Task prompt => Answer with a single number: the count of lines that include the string "this".

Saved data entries
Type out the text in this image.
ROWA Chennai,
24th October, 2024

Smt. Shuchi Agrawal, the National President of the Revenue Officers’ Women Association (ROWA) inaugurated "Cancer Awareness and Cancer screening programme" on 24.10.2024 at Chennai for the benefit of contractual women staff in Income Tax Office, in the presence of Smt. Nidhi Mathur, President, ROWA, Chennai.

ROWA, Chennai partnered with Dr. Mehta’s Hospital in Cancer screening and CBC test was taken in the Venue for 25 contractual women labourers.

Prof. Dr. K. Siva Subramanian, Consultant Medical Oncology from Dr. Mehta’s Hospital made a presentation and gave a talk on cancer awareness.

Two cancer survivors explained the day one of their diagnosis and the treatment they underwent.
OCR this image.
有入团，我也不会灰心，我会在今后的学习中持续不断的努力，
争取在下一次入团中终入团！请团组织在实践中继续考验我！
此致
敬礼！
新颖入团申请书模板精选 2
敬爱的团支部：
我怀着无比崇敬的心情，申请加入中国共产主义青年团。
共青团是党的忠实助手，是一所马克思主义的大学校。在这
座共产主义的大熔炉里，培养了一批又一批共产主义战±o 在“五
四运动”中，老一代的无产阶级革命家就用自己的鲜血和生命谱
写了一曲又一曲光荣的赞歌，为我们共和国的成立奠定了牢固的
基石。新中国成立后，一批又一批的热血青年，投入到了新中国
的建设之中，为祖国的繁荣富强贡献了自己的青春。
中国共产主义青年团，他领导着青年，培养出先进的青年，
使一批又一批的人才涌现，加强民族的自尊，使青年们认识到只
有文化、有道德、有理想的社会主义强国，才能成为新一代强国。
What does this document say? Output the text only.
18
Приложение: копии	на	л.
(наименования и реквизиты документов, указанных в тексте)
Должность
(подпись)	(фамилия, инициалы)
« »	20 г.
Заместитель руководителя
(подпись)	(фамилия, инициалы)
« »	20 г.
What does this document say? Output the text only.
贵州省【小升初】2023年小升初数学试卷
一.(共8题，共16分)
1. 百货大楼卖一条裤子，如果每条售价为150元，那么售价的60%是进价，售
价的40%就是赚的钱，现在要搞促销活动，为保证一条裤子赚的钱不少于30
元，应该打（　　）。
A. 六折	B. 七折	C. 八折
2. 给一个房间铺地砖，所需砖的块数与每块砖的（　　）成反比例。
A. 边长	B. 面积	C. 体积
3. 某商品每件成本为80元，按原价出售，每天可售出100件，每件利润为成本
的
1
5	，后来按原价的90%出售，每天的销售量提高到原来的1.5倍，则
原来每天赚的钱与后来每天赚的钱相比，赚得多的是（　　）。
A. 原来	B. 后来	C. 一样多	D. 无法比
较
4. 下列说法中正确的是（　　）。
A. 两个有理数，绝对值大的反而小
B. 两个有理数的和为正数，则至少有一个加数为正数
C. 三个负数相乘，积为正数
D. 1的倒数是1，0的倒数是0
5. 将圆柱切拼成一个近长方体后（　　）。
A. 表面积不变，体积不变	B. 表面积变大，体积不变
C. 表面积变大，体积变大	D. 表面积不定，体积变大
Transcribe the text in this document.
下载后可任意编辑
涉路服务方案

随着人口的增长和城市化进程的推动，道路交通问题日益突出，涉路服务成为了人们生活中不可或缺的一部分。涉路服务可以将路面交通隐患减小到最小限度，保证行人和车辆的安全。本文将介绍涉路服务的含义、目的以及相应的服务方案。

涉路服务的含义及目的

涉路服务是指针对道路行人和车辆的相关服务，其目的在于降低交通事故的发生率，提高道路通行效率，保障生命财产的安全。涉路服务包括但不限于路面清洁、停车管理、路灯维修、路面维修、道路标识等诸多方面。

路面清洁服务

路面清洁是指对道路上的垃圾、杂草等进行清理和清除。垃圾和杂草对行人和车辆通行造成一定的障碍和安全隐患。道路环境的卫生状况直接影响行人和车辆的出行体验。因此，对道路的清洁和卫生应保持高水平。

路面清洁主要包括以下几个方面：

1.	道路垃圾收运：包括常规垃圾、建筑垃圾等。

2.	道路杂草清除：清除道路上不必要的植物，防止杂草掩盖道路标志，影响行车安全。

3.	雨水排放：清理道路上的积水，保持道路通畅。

Problem solution => 5